## Set task
Type out the material below exactly.

## Supplied records

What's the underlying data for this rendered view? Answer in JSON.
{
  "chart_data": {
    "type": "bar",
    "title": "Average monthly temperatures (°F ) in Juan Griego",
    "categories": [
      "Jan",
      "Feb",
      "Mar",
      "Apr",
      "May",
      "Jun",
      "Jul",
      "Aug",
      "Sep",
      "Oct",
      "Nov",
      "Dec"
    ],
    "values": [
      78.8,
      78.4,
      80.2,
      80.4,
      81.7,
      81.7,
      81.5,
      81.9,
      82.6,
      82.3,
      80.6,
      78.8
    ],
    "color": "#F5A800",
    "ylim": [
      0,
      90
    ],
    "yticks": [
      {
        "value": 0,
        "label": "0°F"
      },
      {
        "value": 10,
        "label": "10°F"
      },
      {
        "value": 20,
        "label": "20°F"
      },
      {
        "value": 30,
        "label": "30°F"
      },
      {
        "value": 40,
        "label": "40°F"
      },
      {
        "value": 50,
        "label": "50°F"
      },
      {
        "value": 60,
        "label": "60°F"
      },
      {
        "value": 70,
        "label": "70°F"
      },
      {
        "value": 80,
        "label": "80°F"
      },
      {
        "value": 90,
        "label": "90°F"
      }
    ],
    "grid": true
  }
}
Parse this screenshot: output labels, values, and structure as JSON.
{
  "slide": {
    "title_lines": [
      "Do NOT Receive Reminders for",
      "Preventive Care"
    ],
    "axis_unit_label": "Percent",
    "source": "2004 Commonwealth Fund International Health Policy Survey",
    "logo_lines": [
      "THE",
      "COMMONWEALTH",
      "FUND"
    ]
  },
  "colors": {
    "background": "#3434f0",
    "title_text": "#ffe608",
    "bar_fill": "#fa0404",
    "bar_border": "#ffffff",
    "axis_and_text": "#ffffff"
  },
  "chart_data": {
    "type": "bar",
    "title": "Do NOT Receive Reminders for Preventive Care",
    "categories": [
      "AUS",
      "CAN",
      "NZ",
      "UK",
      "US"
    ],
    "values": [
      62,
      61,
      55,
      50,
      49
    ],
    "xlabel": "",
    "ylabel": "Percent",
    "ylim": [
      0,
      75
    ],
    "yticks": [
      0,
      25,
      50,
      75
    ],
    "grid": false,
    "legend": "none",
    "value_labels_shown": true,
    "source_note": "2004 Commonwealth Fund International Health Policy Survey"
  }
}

## Solution to this problem
What's the underlying data for this rendered view? Answer in JSON.
{
  "chart_data": {
    "type": "bar",
    "title": "Average monthly temperatures (°F ) in Juan Griego",
    "categories": [
      "Jan",
      "Feb",
      "Mar",
      "Apr",
      "May",
      "Jun",
      "Jul",
      "Aug",
      "Sep",
      "Oct",
      "Nov",
      "Dec"
    ],
    "values": [
      78.8,
      78.4,
      80.2,
      80.4,
      81.7,
      81.7,
      81.5,
      81.9,
      82.6,
      82.3,
      80.6,
      78.8
    ],
    "color": "#F5A800",
    "ylim": [
      0,
      90
    ],
    "yticks": [
      {
        "value": 0,
        "label": "0°F"
      },
      {
        "value": 10,
        "label": "10°F"
      },
      {
        "value": 20,
        "label": "20°F"
      },
      {
        "value": 30,
        "label": "30°F"
      },
      {
        "value": 40,
        "label": "40°F"
      },
      {
        "value": 50,
        "label": "50°F"
      },
      {
        "value": 60,
        "label": "60°F"
      },
      {
        "value": 70,
        "label": "70°F"
      },
      {
        "value": 80,
        "label": "80°F"
      },
      {
        "value": 90,
        "label": "90°F"
      }
    ],
    "grid": true
  }
}
Parse this screenshot: output labels, values, and structure as JSON.
{
  "slide": {
    "title_lines": [
      "Do NOT Receive Reminders for",
      "Preventive Care"
    ],
    "axis_unit_label": "Percent",
    "source": "2004 Commonwealth Fund International Health Policy Survey",
    "logo_lines": [
      "THE",
      "COMMONWEALTH",
      "FUND"
    ]
  },
  "colors": {
    "background": "#3434f0",
    "title_text": "#ffe608",
    "bar_fill": "#fa0404",
    "bar_border": "#ffffff",
    "axis_and_text": "#ffffff"
  },
  "chart_data": {
    "type": "bar",
    "title": "Do NOT Receive Reminders for Preventive Care",
    "categories": [
      "AUS",
      "CAN",
      "NZ",
      "UK",
      "US"
    ],
    "values": [
      62,
      61,
      55,
      50,
      49
    ],
    "xlabel": "",
    "ylabel": "Percent",
    "ylim": [
      0,
      75
    ],
    "yticks": [
      0,
      25,
      50,
      75
    ],
    "grid": false,
    "legend": "none",
    "value_labels_shown": true,
    "source_note": "2004 Commonwealth Fund International Health Policy Survey"
  }
}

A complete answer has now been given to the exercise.